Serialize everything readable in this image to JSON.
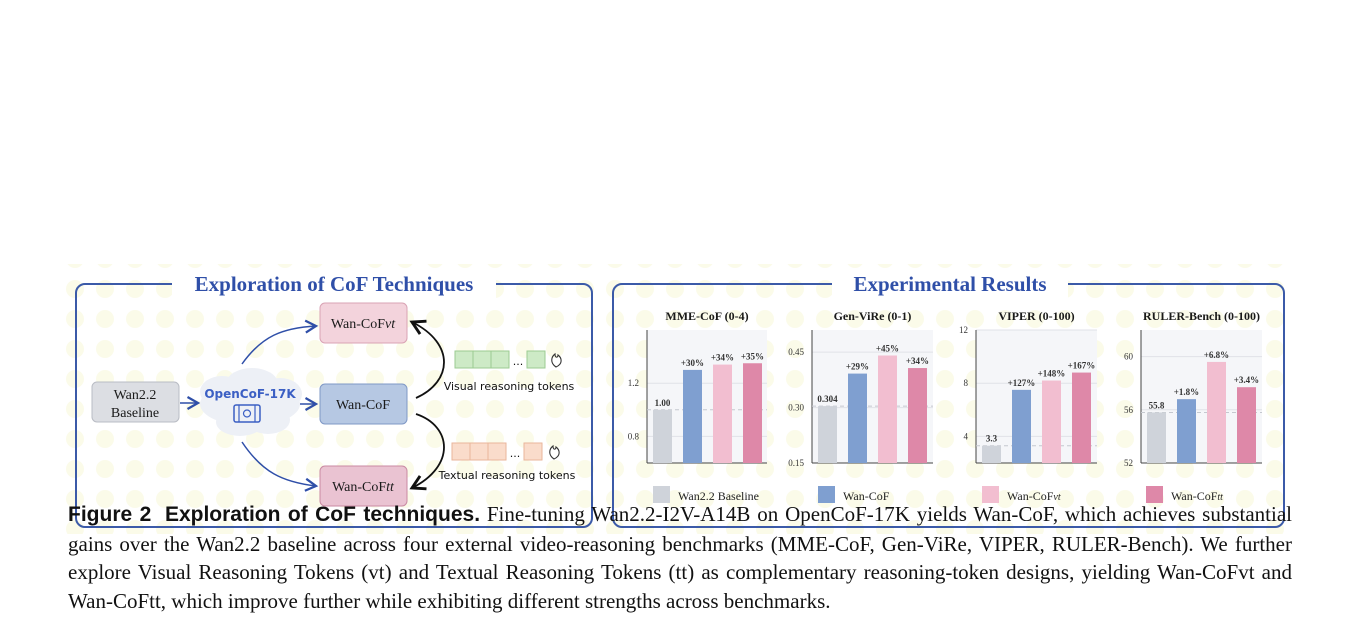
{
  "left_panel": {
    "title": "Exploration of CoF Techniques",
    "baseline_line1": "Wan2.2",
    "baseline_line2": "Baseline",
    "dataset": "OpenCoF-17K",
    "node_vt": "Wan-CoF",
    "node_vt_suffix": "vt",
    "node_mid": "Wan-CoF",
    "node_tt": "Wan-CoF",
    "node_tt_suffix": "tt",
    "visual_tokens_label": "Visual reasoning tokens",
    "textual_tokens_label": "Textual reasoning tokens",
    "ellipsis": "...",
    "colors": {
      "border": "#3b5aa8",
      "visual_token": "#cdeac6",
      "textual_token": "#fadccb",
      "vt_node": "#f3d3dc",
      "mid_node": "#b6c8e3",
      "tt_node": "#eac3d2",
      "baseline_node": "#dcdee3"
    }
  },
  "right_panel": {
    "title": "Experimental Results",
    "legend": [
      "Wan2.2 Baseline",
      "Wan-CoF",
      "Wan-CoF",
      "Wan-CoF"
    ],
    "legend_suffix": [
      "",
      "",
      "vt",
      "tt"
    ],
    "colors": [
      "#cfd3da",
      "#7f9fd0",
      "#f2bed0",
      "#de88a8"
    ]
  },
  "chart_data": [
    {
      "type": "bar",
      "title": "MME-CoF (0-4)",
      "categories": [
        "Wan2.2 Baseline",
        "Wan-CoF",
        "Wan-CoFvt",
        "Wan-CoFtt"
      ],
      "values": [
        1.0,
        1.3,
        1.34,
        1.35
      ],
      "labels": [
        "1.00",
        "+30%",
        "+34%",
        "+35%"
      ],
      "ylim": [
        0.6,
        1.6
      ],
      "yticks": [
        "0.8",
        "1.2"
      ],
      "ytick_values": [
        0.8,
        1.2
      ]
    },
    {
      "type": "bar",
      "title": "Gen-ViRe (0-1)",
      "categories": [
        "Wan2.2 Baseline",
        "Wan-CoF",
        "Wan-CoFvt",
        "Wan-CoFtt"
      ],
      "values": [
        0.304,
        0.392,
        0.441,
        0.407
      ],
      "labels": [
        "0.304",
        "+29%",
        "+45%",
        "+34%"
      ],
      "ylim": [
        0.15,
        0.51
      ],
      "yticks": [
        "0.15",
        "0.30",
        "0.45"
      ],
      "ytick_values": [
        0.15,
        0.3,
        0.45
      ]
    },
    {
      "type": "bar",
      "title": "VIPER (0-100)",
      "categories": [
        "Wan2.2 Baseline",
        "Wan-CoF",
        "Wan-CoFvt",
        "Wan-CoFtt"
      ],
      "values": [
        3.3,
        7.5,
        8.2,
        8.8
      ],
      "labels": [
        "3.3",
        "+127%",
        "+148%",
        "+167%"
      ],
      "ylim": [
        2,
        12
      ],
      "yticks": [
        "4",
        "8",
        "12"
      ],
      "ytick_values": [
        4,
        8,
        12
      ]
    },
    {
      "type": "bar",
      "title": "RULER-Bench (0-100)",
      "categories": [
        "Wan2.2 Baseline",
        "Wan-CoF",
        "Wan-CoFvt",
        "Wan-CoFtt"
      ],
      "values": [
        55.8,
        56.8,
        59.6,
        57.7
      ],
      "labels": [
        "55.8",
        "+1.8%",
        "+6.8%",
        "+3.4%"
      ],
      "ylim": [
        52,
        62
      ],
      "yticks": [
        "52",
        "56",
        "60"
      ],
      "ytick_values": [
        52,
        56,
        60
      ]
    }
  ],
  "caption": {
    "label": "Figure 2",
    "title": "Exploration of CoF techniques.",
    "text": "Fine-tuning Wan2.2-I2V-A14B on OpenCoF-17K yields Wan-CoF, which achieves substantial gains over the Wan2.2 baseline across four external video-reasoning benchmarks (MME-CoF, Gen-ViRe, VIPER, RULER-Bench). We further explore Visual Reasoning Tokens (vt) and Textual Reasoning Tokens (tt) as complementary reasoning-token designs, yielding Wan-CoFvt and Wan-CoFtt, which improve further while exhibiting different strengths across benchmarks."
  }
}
* * *
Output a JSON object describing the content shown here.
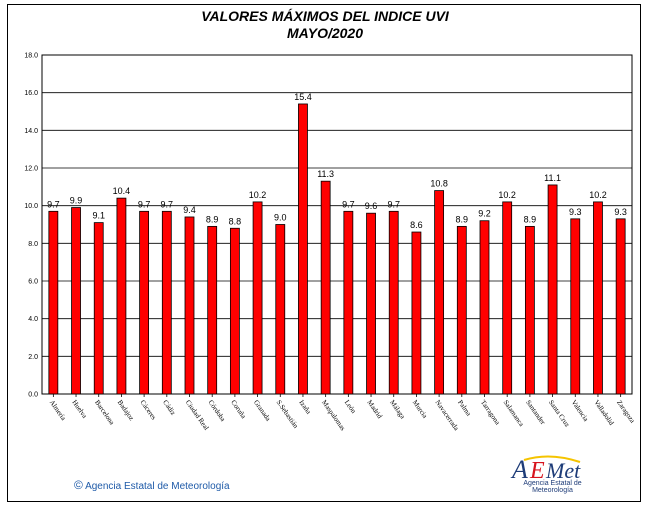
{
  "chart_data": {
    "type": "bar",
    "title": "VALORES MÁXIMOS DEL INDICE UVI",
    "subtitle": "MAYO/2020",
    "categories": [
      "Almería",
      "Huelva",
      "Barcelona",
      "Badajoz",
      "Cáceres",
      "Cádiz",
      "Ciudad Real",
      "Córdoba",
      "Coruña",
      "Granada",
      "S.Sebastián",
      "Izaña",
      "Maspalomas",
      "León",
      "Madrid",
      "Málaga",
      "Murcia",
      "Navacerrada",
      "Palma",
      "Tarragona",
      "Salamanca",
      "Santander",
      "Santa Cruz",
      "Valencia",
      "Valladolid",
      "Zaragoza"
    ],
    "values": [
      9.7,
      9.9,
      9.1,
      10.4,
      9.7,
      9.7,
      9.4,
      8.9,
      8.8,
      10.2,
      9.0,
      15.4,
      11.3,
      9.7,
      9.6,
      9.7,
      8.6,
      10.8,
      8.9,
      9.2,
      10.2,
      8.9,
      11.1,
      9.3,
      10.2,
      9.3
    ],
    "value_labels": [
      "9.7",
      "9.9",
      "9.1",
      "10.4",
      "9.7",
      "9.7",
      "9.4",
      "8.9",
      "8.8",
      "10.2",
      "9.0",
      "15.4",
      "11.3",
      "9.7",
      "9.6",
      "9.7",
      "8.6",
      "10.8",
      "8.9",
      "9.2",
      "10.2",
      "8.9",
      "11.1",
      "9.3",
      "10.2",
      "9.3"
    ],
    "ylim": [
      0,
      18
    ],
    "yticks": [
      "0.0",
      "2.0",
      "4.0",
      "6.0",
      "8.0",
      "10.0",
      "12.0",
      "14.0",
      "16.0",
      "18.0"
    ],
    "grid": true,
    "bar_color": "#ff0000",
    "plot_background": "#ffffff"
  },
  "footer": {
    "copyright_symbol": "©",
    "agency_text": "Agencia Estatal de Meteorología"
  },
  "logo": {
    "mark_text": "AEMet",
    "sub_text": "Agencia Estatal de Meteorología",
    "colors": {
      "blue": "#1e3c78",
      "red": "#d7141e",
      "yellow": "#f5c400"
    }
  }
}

__TO BE DONE__: How many of the lines above hold the word "Estatal"? Give only that number.

__EXPECTED OUTPUT__: 2